**EXERCISE REQUIREMENTS:**
Of all the lines in the material, how many include the word "dùng"? Reply with the number alone.

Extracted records
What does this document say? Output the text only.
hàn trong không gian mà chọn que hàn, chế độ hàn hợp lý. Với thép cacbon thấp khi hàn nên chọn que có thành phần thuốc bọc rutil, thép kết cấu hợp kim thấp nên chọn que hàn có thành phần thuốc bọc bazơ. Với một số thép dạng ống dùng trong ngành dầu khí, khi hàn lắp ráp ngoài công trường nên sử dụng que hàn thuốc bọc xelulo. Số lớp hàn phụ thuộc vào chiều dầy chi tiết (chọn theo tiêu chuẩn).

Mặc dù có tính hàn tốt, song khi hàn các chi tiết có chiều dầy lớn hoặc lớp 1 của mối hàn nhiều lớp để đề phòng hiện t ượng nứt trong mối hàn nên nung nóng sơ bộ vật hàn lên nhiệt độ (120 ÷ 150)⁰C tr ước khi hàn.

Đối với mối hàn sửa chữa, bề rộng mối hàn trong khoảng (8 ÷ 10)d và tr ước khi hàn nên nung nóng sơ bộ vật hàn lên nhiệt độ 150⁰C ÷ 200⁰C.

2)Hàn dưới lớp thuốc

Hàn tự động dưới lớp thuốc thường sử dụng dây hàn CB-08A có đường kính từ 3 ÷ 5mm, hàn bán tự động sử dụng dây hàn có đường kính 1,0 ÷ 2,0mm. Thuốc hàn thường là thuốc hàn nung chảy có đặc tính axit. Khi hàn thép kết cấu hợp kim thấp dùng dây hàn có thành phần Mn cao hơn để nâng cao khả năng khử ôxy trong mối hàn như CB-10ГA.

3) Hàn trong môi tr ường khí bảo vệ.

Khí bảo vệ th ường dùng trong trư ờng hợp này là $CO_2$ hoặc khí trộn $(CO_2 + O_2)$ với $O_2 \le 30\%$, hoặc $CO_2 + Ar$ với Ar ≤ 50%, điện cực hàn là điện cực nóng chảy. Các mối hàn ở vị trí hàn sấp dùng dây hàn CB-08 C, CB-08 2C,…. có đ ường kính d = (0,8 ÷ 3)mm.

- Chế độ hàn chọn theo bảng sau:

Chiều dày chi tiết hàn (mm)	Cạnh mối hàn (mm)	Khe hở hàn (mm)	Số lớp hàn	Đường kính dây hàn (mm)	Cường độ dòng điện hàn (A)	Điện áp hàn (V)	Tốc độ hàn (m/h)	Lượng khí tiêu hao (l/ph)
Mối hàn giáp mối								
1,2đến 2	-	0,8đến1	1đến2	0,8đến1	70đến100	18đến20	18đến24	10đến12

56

**TASK OUTPUT:**
3